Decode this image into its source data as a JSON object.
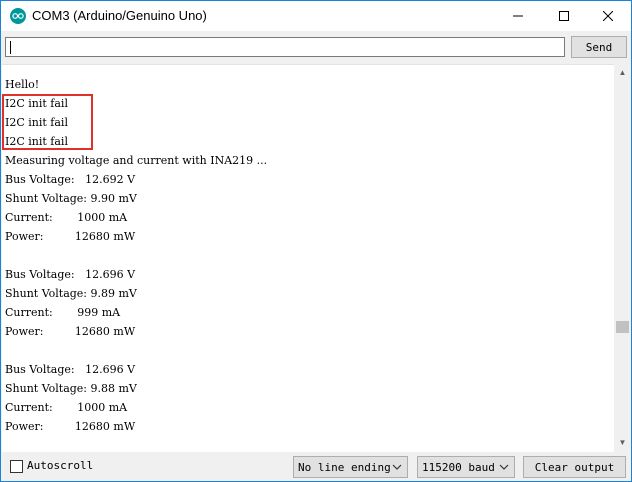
{
  "window": {
    "title": "COM3 (Arduino/Genuino Uno)",
    "icon": "arduino-icon",
    "accent_color": "#00979c",
    "controls": [
      "minimize-icon",
      "maximize-icon",
      "close-icon"
    ]
  },
  "toolbar": {
    "input_value": "",
    "send_label": "Send"
  },
  "output": {
    "lines": [
      "Hello!",
      "I2C init fail",
      "I2C init fail",
      "I2C init fail",
      "Measuring voltage and current with INA219 ...",
      "Bus Voltage:   12.692 V",
      "Shunt Voltage: 9.90 mV",
      "Current:       1000 mA",
      "Power:         12680 mW",
      "",
      "Bus Voltage:   12.696 V",
      "Shunt Voltage: 9.89 mV",
      "Current:       999 mA",
      "Power:         12680 mW",
      "",
      "Bus Voltage:   12.696 V",
      "Shunt Voltage: 9.88 mV",
      "Current:       1000 mA",
      "Power:         12680 mW"
    ],
    "highlight_color": "#e0302a"
  },
  "statusbar": {
    "autoscroll_label": "Autoscroll",
    "autoscroll_checked": false,
    "line_ending_value": "No line ending",
    "baud_value": "115200 baud",
    "clear_label": "Clear output"
  }
}
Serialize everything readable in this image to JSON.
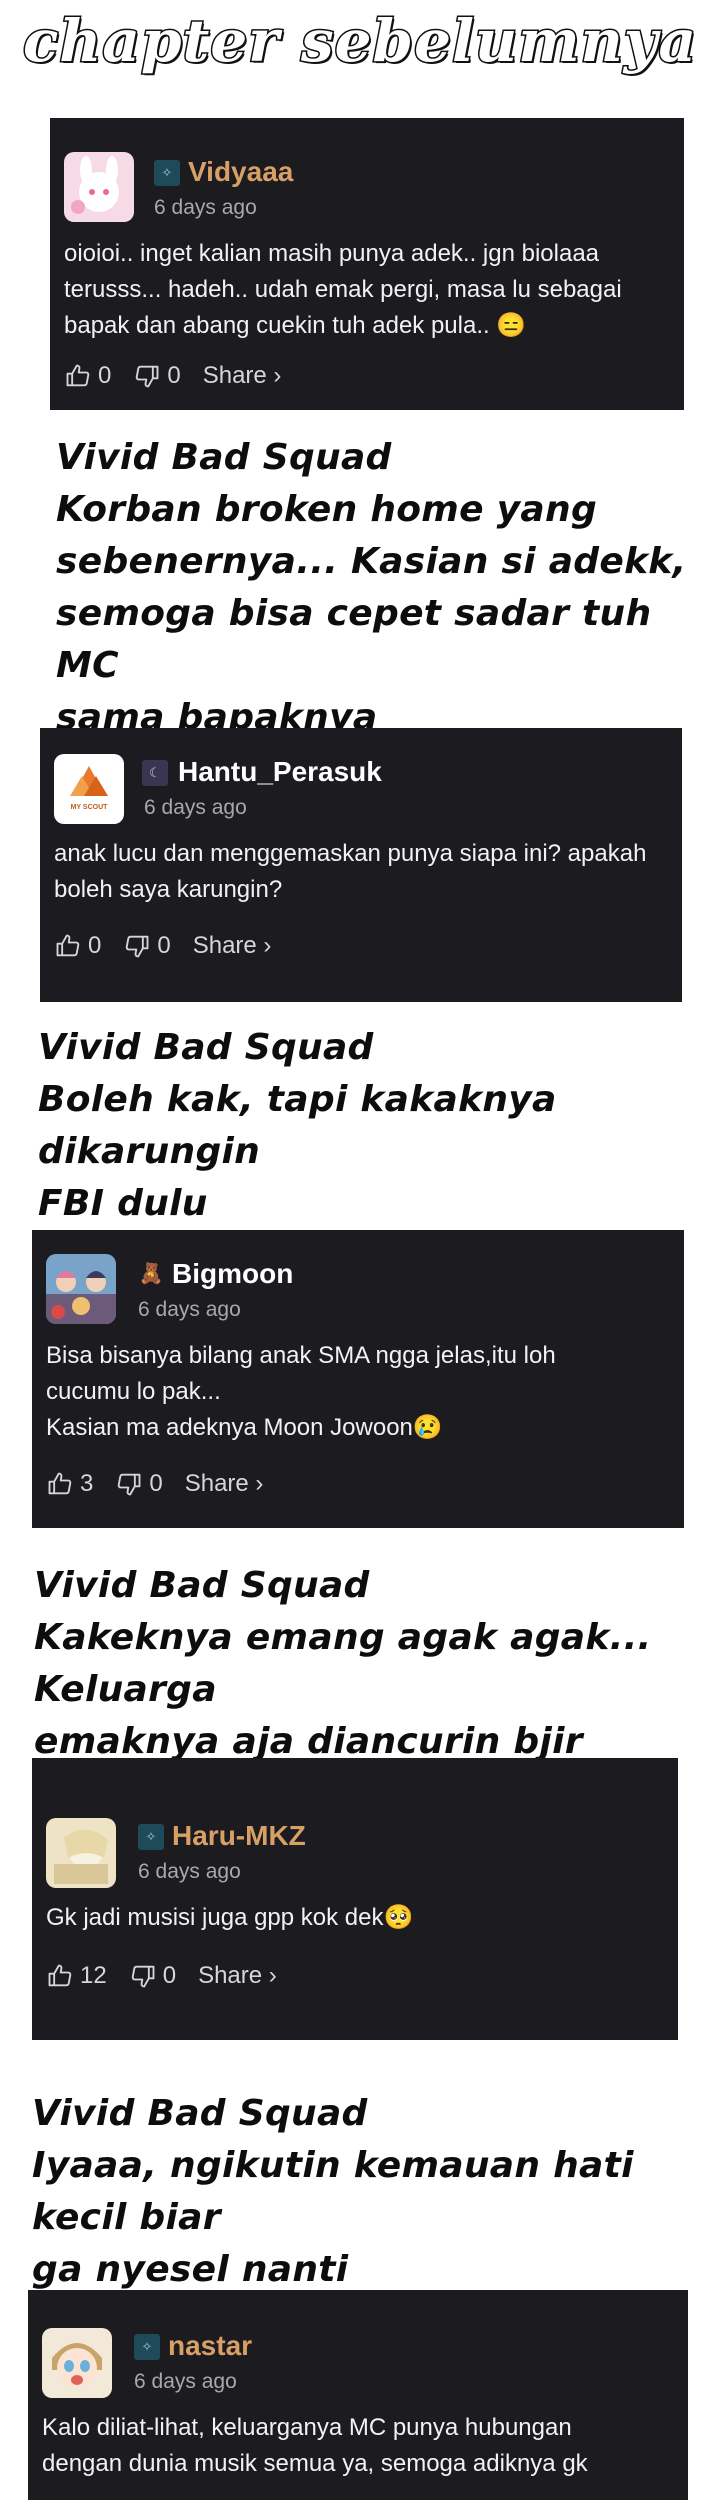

##########

Print out the material word for word, omitting the pictures.

> _Task solution_:
Decode this image into its source data as a JSON object.
{
  "window": {
    "title": "COM3 (Arduino/Genuino Uno)",
    "icon": "arduino-icon",
    "accent_color": "#00979c",
    "controls": [
      "minimize-icon",
      "maximize-icon",
      "close-icon"
    ]
  },
  "toolbar": {
    "input_value": "",
    "send_label": "Send"
  },
  "output": {
    "lines": [
      "Hello!",
      "I2C init fail",
      "I2C init fail",
      "I2C init fail",
      "Measuring voltage and current with INA219 ...",
      "Bus Voltage:   12.692 V",
      "Shunt Voltage: 9.90 mV",
      "Current:       1000 mA",
      "Power:         12680 mW",
      "",
      "Bus Voltage:   12.696 V",
      "Shunt Voltage: 9.89 mV",
      "Current:       999 mA",
      "Power:         12680 mW",
      "",
      "Bus Voltage:   12.696 V",
      "Shunt Voltage: 9.88 mV",
      "Current:       1000 mA",
      "Power:         12680 mW"
    ],
    "highlight_color": "#e0302a"
  },
  "statusbar": {
    "autoscroll_label": "Autoscroll",
    "autoscroll_checked": false,
    "line_ending_value": "No line ending",
    "baud_value": "115200 baud",
    "clear_label": "Clear output"
  }
}
Serialize everything readable in this image to JSON.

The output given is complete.